**TASK DETAILS:**
Below is the data. Give it again, complete and exact.

___ TASK MATERIAL

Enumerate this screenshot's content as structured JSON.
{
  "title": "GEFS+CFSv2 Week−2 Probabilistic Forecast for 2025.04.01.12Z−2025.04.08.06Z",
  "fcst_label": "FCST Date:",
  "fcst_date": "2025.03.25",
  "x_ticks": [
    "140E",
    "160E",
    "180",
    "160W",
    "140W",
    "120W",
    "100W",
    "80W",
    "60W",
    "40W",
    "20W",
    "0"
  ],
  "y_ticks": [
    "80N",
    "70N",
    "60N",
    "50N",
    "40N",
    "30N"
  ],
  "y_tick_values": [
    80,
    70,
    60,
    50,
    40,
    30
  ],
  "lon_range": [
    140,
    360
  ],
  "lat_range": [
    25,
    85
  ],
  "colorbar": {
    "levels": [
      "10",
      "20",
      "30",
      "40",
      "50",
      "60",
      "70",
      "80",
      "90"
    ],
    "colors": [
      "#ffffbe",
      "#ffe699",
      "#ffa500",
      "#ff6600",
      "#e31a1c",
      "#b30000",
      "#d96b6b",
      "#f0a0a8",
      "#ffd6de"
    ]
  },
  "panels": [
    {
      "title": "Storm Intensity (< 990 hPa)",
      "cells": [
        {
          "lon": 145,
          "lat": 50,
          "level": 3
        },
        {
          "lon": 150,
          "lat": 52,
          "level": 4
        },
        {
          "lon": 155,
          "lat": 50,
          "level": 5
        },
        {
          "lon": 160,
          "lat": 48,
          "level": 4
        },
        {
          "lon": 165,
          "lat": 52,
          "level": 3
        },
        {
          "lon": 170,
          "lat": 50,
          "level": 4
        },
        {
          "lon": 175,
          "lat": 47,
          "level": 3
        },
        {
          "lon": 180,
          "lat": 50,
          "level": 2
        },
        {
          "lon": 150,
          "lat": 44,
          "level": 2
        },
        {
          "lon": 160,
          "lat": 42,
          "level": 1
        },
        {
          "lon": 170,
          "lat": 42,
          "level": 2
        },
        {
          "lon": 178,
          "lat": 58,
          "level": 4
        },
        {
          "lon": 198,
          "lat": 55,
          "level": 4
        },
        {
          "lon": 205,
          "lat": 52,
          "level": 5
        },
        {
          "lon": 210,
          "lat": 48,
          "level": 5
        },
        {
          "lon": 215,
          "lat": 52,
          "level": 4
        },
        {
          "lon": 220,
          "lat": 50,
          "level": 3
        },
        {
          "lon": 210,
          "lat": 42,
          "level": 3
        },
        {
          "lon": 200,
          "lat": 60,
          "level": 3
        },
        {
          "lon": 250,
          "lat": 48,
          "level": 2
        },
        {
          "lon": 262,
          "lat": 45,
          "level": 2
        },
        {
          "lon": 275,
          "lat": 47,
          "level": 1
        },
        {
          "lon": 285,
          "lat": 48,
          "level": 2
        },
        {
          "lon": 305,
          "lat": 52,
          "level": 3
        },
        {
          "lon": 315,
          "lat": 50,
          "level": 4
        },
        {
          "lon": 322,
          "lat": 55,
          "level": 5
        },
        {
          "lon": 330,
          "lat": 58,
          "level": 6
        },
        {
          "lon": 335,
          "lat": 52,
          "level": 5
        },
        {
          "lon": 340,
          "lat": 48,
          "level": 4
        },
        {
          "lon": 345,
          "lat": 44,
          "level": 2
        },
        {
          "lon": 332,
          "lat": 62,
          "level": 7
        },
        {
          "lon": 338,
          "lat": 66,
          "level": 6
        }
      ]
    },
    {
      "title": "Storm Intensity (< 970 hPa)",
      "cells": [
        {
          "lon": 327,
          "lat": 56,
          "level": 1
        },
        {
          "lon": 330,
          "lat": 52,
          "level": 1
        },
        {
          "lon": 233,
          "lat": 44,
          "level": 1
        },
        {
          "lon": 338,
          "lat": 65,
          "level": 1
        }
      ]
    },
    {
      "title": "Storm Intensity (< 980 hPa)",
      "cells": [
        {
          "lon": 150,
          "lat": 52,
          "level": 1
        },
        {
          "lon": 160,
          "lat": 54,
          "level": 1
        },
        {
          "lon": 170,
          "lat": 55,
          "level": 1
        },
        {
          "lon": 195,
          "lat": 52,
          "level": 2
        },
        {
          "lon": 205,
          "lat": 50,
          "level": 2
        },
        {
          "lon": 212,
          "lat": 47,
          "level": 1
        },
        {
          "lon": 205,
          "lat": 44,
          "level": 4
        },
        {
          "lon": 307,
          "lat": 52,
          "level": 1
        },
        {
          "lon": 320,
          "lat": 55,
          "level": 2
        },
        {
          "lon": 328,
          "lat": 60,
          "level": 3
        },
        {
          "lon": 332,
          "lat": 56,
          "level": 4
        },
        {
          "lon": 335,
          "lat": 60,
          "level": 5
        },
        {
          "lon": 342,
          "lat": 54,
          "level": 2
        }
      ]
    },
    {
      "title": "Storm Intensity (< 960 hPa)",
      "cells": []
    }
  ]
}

______

**SOLUTION TO THIS PROBLEM:**
Enumerate this screenshot's content as structured JSON.
{
  "title": "GEFS+CFSv2 Week−2 Probabilistic Forecast for 2025.04.01.12Z−2025.04.08.06Z",
  "fcst_label": "FCST Date:",
  "fcst_date": "2025.03.25",
  "x_ticks": [
    "140E",
    "160E",
    "180",
    "160W",
    "140W",
    "120W",
    "100W",
    "80W",
    "60W",
    "40W",
    "20W",
    "0"
  ],
  "y_ticks": [
    "80N",
    "70N",
    "60N",
    "50N",
    "40N",
    "30N"
  ],
  "y_tick_values": [
    80,
    70,
    60,
    50,
    40,
    30
  ],
  "lon_range": [
    140,
    360
  ],
  "lat_range": [
    25,
    85
  ],
  "colorbar": {
    "levels": [
      "10",
      "20",
      "30",
      "40",
      "50",
      "60",
      "70",
      "80",
      "90"
    ],
    "colors": [
      "#ffffbe",
      "#ffe699",
      "#ffa500",
      "#ff6600",
      "#e31a1c",
      "#b30000",
      "#d96b6b",
      "#f0a0a8",
      "#ffd6de"
    ]
  },
  "panels": [
    {
      "title": "Storm Intensity (< 990 hPa)",
      "cells": [
        {
          "lon": 145,
          "lat": 50,
          "level": 3
        },
        {
          "lon": 150,
          "lat": 52,
          "level": 4
        },
        {
          "lon": 155,
          "lat": 50,
          "level": 5
        },
        {
          "lon": 160,
          "lat": 48,
          "level": 4
        },
        {
          "lon": 165,
          "lat": 52,
          "level": 3
        },
        {
          "lon": 170,
          "lat": 50,
          "level": 4
        },
        {
          "lon": 175,
          "lat": 47,
          "level": 3
        },
        {
          "lon": 180,
          "lat": 50,
          "level": 2
        },
        {
          "lon": 150,
          "lat": 44,
          "level": 2
        },
        {
          "lon": 160,
          "lat": 42,
          "level": 1
        },
        {
          "lon": 170,
          "lat": 42,
          "level": 2
        },
        {
          "lon": 178,
          "lat": 58,
          "level": 4
        },
        {
          "lon": 198,
          "lat": 55,
          "level": 4
        },
        {
          "lon": 205,
          "lat": 52,
          "level": 5
        },
        {
          "lon": 210,
          "lat": 48,
          "level": 5
        },
        {
          "lon": 215,
          "lat": 52,
          "level": 4
        },
        {
          "lon": 220,
          "lat": 50,
          "level": 3
        },
        {
          "lon": 210,
          "lat": 42,
          "level": 3
        },
        {
          "lon": 200,
          "lat": 60,
          "level": 3
        },
        {
          "lon": 250,
          "lat": 48,
          "level": 2
        },
        {
          "lon": 262,
          "lat": 45,
          "level": 2
        },
        {
          "lon": 275,
          "lat": 47,
          "level": 1
        },
        {
          "lon": 285,
          "lat": 48,
          "level": 2
        },
        {
          "lon": 305,
          "lat": 52,
          "level": 3
        },
        {
          "lon": 315,
          "lat": 50,
          "level": 4
        },
        {
          "lon": 322,
          "lat": 55,
          "level": 5
        },
        {
          "lon": 330,
          "lat": 58,
          "level": 6
        },
        {
          "lon": 335,
          "lat": 52,
          "level": 5
        },
        {
          "lon": 340,
          "lat": 48,
          "level": 4
        },
        {
          "lon": 345,
          "lat": 44,
          "level": 2
        },
        {
          "lon": 332,
          "lat": 62,
          "level": 7
        },
        {
          "lon": 338,
          "lat": 66,
          "level": 6
        }
      ]
    },
    {
      "title": "Storm Intensity (< 970 hPa)",
      "cells": [
        {
          "lon": 327,
          "lat": 56,
          "level": 1
        },
        {
          "lon": 330,
          "lat": 52,
          "level": 1
        },
        {
          "lon": 233,
          "lat": 44,
          "level": 1
        },
        {
          "lon": 338,
          "lat": 65,
          "level": 1
        }
      ]
    },
    {
      "title": "Storm Intensity (< 980 hPa)",
      "cells": [
        {
          "lon": 150,
          "lat": 52,
          "level": 1
        },
        {
          "lon": 160,
          "lat": 54,
          "level": 1
        },
        {
          "lon": 170,
          "lat": 55,
          "level": 1
        },
        {
          "lon": 195,
          "lat": 52,
          "level": 2
        },
        {
          "lon": 205,
          "lat": 50,
          "level": 2
        },
        {
          "lon": 212,
          "lat": 47,
          "level": 1
        },
        {
          "lon": 205,
          "lat": 44,
          "level": 4
        },
        {
          "lon": 307,
          "lat": 52,
          "level": 1
        },
        {
          "lon": 320,
          "lat": 55,
          "level": 2
        },
        {
          "lon": 328,
          "lat": 60,
          "level": 3
        },
        {
          "lon": 332,
          "lat": 56,
          "level": 4
        },
        {
          "lon": 335,
          "lat": 60,
          "level": 5
        },
        {
          "lon": 342,
          "lat": 54,
          "level": 2
        }
      ]
    },
    {
      "title": "Storm Intensity (< 960 hPa)",
      "cells": []
    }
  ]
}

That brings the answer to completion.